* begin Records to process *

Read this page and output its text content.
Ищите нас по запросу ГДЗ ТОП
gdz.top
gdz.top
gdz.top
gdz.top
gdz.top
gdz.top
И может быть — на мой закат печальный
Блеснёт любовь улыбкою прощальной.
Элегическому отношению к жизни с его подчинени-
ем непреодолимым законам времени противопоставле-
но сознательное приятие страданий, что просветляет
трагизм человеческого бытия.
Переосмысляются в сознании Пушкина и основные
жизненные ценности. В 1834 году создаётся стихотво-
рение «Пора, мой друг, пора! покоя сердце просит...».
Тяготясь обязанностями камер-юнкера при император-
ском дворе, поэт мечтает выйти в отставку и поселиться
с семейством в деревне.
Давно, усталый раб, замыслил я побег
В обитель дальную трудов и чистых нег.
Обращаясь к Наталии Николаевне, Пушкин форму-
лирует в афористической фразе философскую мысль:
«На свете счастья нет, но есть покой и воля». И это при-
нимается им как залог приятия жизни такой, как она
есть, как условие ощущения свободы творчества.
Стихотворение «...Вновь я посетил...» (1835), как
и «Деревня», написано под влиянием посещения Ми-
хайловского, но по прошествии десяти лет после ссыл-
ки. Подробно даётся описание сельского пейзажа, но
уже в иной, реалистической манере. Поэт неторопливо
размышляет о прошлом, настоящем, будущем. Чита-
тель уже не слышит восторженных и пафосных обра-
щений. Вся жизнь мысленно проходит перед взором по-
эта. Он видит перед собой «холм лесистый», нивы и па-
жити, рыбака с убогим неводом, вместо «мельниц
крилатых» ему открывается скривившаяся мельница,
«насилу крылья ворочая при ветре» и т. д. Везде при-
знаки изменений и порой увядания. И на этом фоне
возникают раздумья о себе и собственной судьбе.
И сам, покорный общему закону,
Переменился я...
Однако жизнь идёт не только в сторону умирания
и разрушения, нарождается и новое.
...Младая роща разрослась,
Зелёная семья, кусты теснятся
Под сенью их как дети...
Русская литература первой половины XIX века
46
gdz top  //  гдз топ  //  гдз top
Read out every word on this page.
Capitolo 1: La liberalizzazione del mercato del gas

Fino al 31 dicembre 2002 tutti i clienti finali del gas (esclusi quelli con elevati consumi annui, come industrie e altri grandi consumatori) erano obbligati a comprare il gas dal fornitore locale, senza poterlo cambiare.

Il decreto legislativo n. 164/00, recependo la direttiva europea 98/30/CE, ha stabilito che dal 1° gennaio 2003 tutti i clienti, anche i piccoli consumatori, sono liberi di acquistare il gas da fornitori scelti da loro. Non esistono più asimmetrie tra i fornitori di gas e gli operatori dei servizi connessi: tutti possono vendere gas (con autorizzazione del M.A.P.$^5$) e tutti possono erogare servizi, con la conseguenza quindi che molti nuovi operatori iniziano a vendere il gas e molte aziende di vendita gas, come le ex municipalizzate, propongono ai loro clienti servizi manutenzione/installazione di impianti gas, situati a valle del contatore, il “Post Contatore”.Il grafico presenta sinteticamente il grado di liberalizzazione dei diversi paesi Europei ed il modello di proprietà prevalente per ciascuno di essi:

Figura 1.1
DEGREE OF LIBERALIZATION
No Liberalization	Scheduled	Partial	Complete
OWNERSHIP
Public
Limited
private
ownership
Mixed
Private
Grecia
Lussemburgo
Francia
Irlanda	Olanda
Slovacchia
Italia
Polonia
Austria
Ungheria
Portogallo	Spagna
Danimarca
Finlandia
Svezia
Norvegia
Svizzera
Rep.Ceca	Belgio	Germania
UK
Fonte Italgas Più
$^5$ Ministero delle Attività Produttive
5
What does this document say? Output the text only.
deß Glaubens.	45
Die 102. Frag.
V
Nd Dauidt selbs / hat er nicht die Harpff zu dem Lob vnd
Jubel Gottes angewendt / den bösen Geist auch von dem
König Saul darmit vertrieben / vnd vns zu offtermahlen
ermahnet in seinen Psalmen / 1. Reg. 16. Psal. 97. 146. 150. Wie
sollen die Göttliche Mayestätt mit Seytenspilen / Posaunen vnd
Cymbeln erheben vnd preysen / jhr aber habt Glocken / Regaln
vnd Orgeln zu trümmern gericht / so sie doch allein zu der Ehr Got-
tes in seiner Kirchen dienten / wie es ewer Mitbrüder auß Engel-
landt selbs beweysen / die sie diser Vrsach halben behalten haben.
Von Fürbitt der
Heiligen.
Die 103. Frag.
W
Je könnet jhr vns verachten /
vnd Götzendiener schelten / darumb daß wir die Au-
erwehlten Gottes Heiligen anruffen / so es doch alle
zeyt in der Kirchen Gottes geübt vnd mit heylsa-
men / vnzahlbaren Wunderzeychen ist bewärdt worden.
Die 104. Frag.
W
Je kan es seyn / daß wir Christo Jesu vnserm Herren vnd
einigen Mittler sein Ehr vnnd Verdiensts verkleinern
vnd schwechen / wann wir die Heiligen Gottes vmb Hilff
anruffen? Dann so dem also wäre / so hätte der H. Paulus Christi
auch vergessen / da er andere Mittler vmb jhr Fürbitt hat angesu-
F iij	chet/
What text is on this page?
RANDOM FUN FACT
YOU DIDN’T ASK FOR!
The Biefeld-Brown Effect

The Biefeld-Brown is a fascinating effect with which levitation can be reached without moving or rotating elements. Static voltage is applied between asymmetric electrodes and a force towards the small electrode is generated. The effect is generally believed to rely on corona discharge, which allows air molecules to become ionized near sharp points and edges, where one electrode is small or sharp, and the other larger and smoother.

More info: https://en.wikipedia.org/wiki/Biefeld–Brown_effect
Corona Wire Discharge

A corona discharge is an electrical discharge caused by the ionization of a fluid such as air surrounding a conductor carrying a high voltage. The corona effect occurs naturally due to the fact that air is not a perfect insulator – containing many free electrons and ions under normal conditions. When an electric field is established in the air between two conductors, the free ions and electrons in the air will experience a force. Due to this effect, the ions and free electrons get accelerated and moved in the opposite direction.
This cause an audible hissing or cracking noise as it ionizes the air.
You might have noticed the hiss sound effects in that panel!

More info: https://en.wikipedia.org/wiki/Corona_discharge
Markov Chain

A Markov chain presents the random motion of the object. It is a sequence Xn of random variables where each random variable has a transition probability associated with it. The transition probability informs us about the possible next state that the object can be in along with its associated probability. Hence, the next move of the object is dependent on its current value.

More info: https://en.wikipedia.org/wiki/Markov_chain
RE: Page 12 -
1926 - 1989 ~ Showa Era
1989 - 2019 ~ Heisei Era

* end Records to process *

Job
Write out all the records above again, exactly as they stand.

Response to the task
Read this page and output its text content.
Ищите нас по запросу ГДЗ ТОП
gdz.top
gdz.top
gdz.top
gdz.top
gdz.top
gdz.top
И может быть — на мой закат печальный
Блеснёт любовь улыбкою прощальной.
Элегическому отношению к жизни с его подчинени-
ем непреодолимым законам времени противопоставле-
но сознательное приятие страданий, что просветляет
трагизм человеческого бытия.
Переосмысляются в сознании Пушкина и основные
жизненные ценности. В 1834 году создаётся стихотво-
рение «Пора, мой друг, пора! покоя сердце просит...».
Тяготясь обязанностями камер-юнкера при император-
ском дворе, поэт мечтает выйти в отставку и поселиться
с семейством в деревне.
Давно, усталый раб, замыслил я побег
В обитель дальную трудов и чистых нег.
Обращаясь к Наталии Николаевне, Пушкин форму-
лирует в афористической фразе философскую мысль:
«На свете счастья нет, но есть покой и воля». И это при-
нимается им как залог приятия жизни такой, как она
есть, как условие ощущения свободы творчества.
Стихотворение «...Вновь я посетил...» (1835), как
и «Деревня», написано под влиянием посещения Ми-
хайловского, но по прошествии десяти лет после ссыл-
ки. Подробно даётся описание сельского пейзажа, но
уже в иной, реалистической манере. Поэт неторопливо
размышляет о прошлом, настоящем, будущем. Чита-
тель уже не слышит восторженных и пафосных обра-
щений. Вся жизнь мысленно проходит перед взором по-
эта. Он видит перед собой «холм лесистый», нивы и па-
жити, рыбака с убогим неводом, вместо «мельниц
крилатых» ему открывается скривившаяся мельница,
«насилу крылья ворочая при ветре» и т. д. Везде при-
знаки изменений и порой увядания. И на этом фоне
возникают раздумья о себе и собственной судьбе.
И сам, покорный общему закону,
Переменился я...
Однако жизнь идёт не только в сторону умирания
и разрушения, нарождается и новое.
...Младая роща разрослась,
Зелёная семья, кусты теснятся
Под сенью их как дети...
Русская литература первой половины XIX века
46
gdz top  //  гдз топ  //  гдз top
Read out every word on this page.
Capitolo 1: La liberalizzazione del mercato del gas

Fino al 31 dicembre 2002 tutti i clienti finali del gas (esclusi quelli con elevati consumi annui, come industrie e altri grandi consumatori) erano obbligati a comprare il gas dal fornitore locale, senza poterlo cambiare.

Il decreto legislativo n. 164/00, recependo la direttiva europea 98/30/CE, ha stabilito che dal 1° gennaio 2003 tutti i clienti, anche i piccoli consumatori, sono liberi di acquistare il gas da fornitori scelti da loro. Non esistono più asimmetrie tra i fornitori di gas e gli operatori dei servizi connessi: tutti possono vendere gas (con autorizzazione del M.A.P.$^5$) e tutti possono erogare servizi, con la conseguenza quindi che molti nuovi operatori iniziano a vendere il gas e molte aziende di vendita gas, come le ex municipalizzate, propongono ai loro clienti servizi manutenzione/installazione di impianti gas, situati a valle del contatore, il “Post Contatore”.Il grafico presenta sinteticamente il grado di liberalizzazione dei diversi paesi Europei ed il modello di proprietà prevalente per ciascuno di essi:

Figura 1.1
DEGREE OF LIBERALIZATION
No Liberalization	Scheduled	Partial	Complete
OWNERSHIP
Public
Limited
private
ownership
Mixed
Private
Grecia
Lussemburgo
Francia
Irlanda	Olanda
Slovacchia
Italia
Polonia
Austria
Ungheria
Portogallo	Spagna
Danimarca
Finlandia
Svezia
Norvegia
Svizzera
Rep.Ceca	Belgio	Germania
UK
Fonte Italgas Più
$^5$ Ministero delle Attività Produttive
5
What does this document say? Output the text only.
deß Glaubens.	45
Die 102. Frag.
V
Nd Dauidt selbs / hat er nicht die Harpff zu dem Lob vnd
Jubel Gottes angewendt / den bösen Geist auch von dem
König Saul darmit vertrieben / vnd vns zu offtermahlen
ermahnet in seinen Psalmen / 1. Reg. 16. Psal. 97. 146. 150. Wie
sollen die Göttliche Mayestätt mit Seytenspilen / Posaunen vnd
Cymbeln erheben vnd preysen / jhr aber habt Glocken / Regaln
vnd Orgeln zu trümmern gericht / so sie doch allein zu der Ehr Got-
tes in seiner Kirchen dienten / wie es ewer Mitbrüder auß Engel-
landt selbs beweysen / die sie diser Vrsach halben behalten haben.
Von Fürbitt der
Heiligen.
Die 103. Frag.
W
Je könnet jhr vns verachten /
vnd Götzendiener schelten / darumb daß wir die Au-
erwehlten Gottes Heiligen anruffen / so es doch alle
zeyt in der Kirchen Gottes geübt vnd mit heylsa-
men / vnzahlbaren Wunderzeychen ist bewärdt worden.
Die 104. Frag.
W
Je kan es seyn / daß wir Christo Jesu vnserm Herren vnd
einigen Mittler sein Ehr vnnd Verdiensts verkleinern
vnd schwechen / wann wir die Heiligen Gottes vmb Hilff
anruffen? Dann so dem also wäre / so hätte der H. Paulus Christi
auch vergessen / da er andere Mittler vmb jhr Fürbitt hat angesu-
F iij	chet/
What text is on this page?
RANDOM FUN FACT
YOU DIDN’T ASK FOR!
The Biefeld-Brown Effect

The Biefeld-Brown is a fascinating effect with which levitation can be reached without moving or rotating elements. Static voltage is applied between asymmetric electrodes and a force towards the small electrode is generated. The effect is generally believed to rely on corona discharge, which allows air molecules to become ionized near sharp points and edges, where one electrode is small or sharp, and the other larger and smoother.

More info: https://en.wikipedia.org/wiki/Biefeld–Brown_effect
Corona Wire Discharge

A corona discharge is an electrical discharge caused by the ionization of a fluid such as air surrounding a conductor carrying a high voltage. The corona effect occurs naturally due to the fact that air is not a perfect insulator – containing many free electrons and ions under normal conditions. When an electric field is established in the air between two conductors, the free ions and electrons in the air will experience a force. Due to this effect, the ions and free electrons get accelerated and moved in the opposite direction.
This cause an audible hissing or cracking noise as it ionizes the air.
You might have noticed the hiss sound effects in that panel!

More info: https://en.wikipedia.org/wiki/Corona_discharge
Markov Chain

A Markov chain presents the random motion of the object. It is a sequence Xn of random variables where each random variable has a transition probability associated with it. The transition probability informs us about the possible next state that the object can be in along with its associated probability. Hence, the next move of the object is dependent on its current value.

More info: https://en.wikipedia.org/wiki/Markov_chain
RE: Page 12 -
1926 - 1989 ~ Showa Era
1989 - 2019 ~ Heisei Era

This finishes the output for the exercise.